**Records for this exercise**
######

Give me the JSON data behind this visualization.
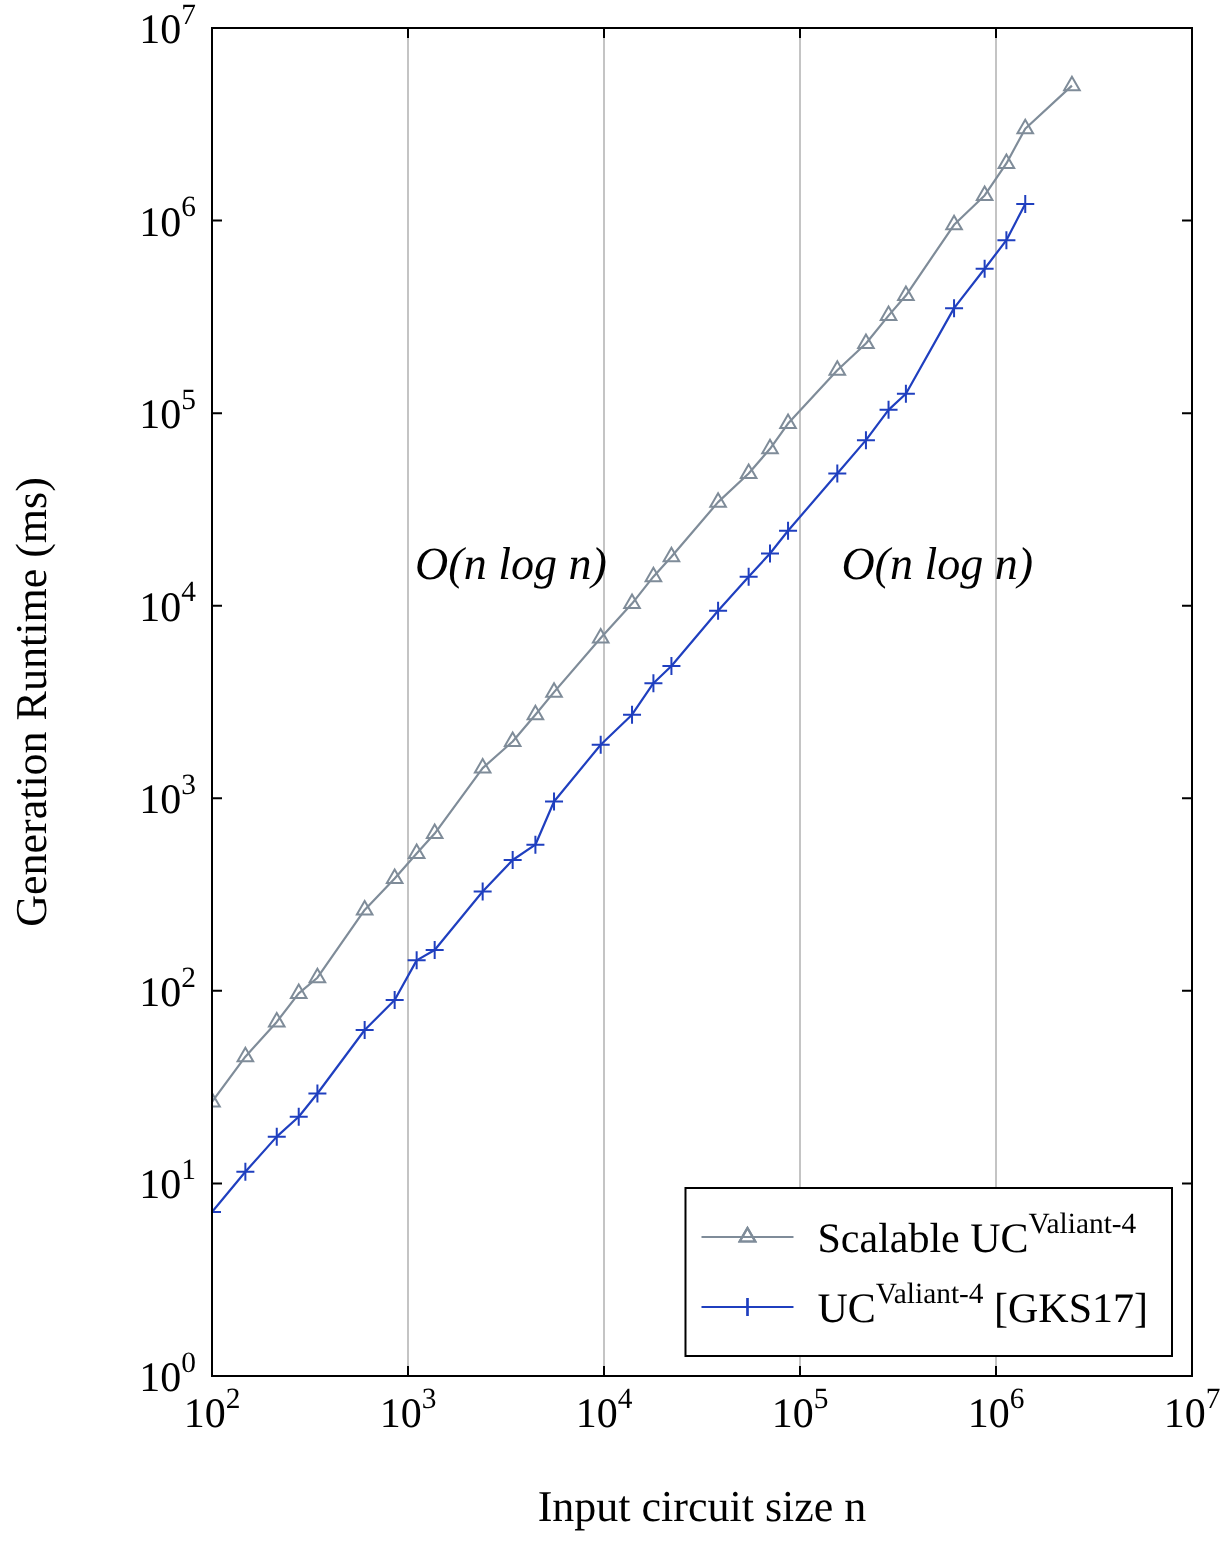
{
  "chart_data": {
    "type": "line",
    "xlabel": "Input circuit size n",
    "ylabel": "Generation Runtime (ms)",
    "log": "xy",
    "xlim": [
      100,
      10000000
    ],
    "ylim": [
      1,
      10000000
    ],
    "xticks": [
      {
        "value": 100,
        "label": "10$^{2}$"
      },
      {
        "value": 1000,
        "label": "10$^{3}$"
      },
      {
        "value": 10000,
        "label": "10$^{4}$"
      },
      {
        "value": 100000,
        "label": "10$^{5}$"
      },
      {
        "value": 1000000,
        "label": "10$^{6}$"
      },
      {
        "value": 10000000,
        "label": "10$^{7}$"
      }
    ],
    "yticks": [
      {
        "value": 1,
        "label": "10$^{0}$"
      },
      {
        "value": 10,
        "label": "10$^{1}$"
      },
      {
        "value": 100,
        "label": "10$^{2}$"
      },
      {
        "value": 1000,
        "label": "10$^{3}$"
      },
      {
        "value": 10000,
        "label": "10$^{4}$"
      },
      {
        "value": 100000,
        "label": "10$^{5}$"
      },
      {
        "value": 1000000,
        "label": "10$^{6}$"
      },
      {
        "value": 10000000,
        "label": "10$^{7}$"
      }
    ],
    "grid": "x",
    "legend": "bottom right",
    "line_style": "solid",
    "annotations": [
      "O(n log n)",
      "O(n log n)"
    ],
    "series": [
      {
        "name": "Scalable UC$^{Valiant-4}$",
        "color": "#7f8c99",
        "marker": "triangle",
        "x": [
          100,
          148,
          214,
          277,
          345,
          601,
          855,
          1107,
          1368,
          2404,
          3420,
          4467,
          5560,
          9620,
          13900,
          17870,
          22080,
          38200,
          54700,
          70300,
          86900,
          155000,
          217000,
          283000,
          347000,
          611000,
          875000,
          1130000,
          1410000,
          2440000
        ],
        "values": [
          26.5,
          45.5,
          69,
          97,
          117,
          263,
          383,
          517,
          656,
          1435,
          1972,
          2717,
          3557,
          6790,
          10260,
          14150,
          17950,
          34500,
          48600,
          65300,
          88300,
          167000,
          230000,
          321000,
          408000,
          951000,
          1350000,
          1980000,
          3000000,
          5020000
        ]
      },
      {
        "name": "UC$^{Valiant-4}$ [GKS17]",
        "color": "#1f3fbf",
        "marker": "cross",
        "x": [
          100,
          148,
          214,
          277,
          345,
          601,
          855,
          1107,
          1368,
          2404,
          3420,
          4467,
          5560,
          9620,
          13900,
          17870,
          22080,
          38200,
          54700,
          70300,
          86900,
          155000,
          217000,
          283000,
          347000,
          611000,
          875000,
          1130000,
          1410000
        ],
        "values": [
          7.1,
          11.5,
          17.5,
          22.2,
          29.3,
          62.6,
          89.6,
          144,
          163,
          328,
          478,
          574,
          962,
          1897,
          2717,
          3960,
          4860,
          9420,
          14150,
          18670,
          24500,
          48600,
          72400,
          104000,
          126000,
          351000,
          562000,
          791000,
          1220000
        ]
      }
    ]
  }
}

######

**Task**
Set down all the data again exactly as above, pictures excluded.

**Task response**
Give me the JSON data behind this visualization.
{
  "chart_data": {
    "type": "line",
    "xlabel": "Input circuit size n",
    "ylabel": "Generation Runtime (ms)",
    "log": "xy",
    "xlim": [
      100,
      10000000
    ],
    "ylim": [
      1,
      10000000
    ],
    "xticks": [
      {
        "value": 100,
        "label": "10$^{2}$"
      },
      {
        "value": 1000,
        "label": "10$^{3}$"
      },
      {
        "value": 10000,
        "label": "10$^{4}$"
      },
      {
        "value": 100000,
        "label": "10$^{5}$"
      },
      {
        "value": 1000000,
        "label": "10$^{6}$"
      },
      {
        "value": 10000000,
        "label": "10$^{7}$"
      }
    ],
    "yticks": [
      {
        "value": 1,
        "label": "10$^{0}$"
      },
      {
        "value": 10,
        "label": "10$^{1}$"
      },
      {
        "value": 100,
        "label": "10$^{2}$"
      },
      {
        "value": 1000,
        "label": "10$^{3}$"
      },
      {
        "value": 10000,
        "label": "10$^{4}$"
      },
      {
        "value": 100000,
        "label": "10$^{5}$"
      },
      {
        "value": 1000000,
        "label": "10$^{6}$"
      },
      {
        "value": 10000000,
        "label": "10$^{7}$"
      }
    ],
    "grid": "x",
    "legend": "bottom right",
    "line_style": "solid",
    "annotations": [
      "O(n log n)",
      "O(n log n)"
    ],
    "series": [
      {
        "name": "Scalable UC$^{Valiant-4}$",
        "color": "#7f8c99",
        "marker": "triangle",
        "x": [
          100,
          148,
          214,
          277,
          345,
          601,
          855,
          1107,
          1368,
          2404,
          3420,
          4467,
          5560,
          9620,
          13900,
          17870,
          22080,
          38200,
          54700,
          70300,
          86900,
          155000,
          217000,
          283000,
          347000,
          611000,
          875000,
          1130000,
          1410000,
          2440000
        ],
        "values": [
          26.5,
          45.5,
          69,
          97,
          117,
          263,
          383,
          517,
          656,
          1435,
          1972,
          2717,
          3557,
          6790,
          10260,
          14150,
          17950,
          34500,
          48600,
          65300,
          88300,
          167000,
          230000,
          321000,
          408000,
          951000,
          1350000,
          1980000,
          3000000,
          5020000
        ]
      },
      {
        "name": "UC$^{Valiant-4}$ [GKS17]",
        "color": "#1f3fbf",
        "marker": "cross",
        "x": [
          100,
          148,
          214,
          277,
          345,
          601,
          855,
          1107,
          1368,
          2404,
          3420,
          4467,
          5560,
          9620,
          13900,
          17870,
          22080,
          38200,
          54700,
          70300,
          86900,
          155000,
          217000,
          283000,
          347000,
          611000,
          875000,
          1130000,
          1410000
        ],
        "values": [
          7.1,
          11.5,
          17.5,
          22.2,
          29.3,
          62.6,
          89.6,
          144,
          163,
          328,
          478,
          574,
          962,
          1897,
          2717,
          3960,
          4860,
          9420,
          14150,
          18670,
          24500,
          48600,
          72400,
          104000,
          126000,
          351000,
          562000,
          791000,
          1220000
        ]
      }
    ]
  }
}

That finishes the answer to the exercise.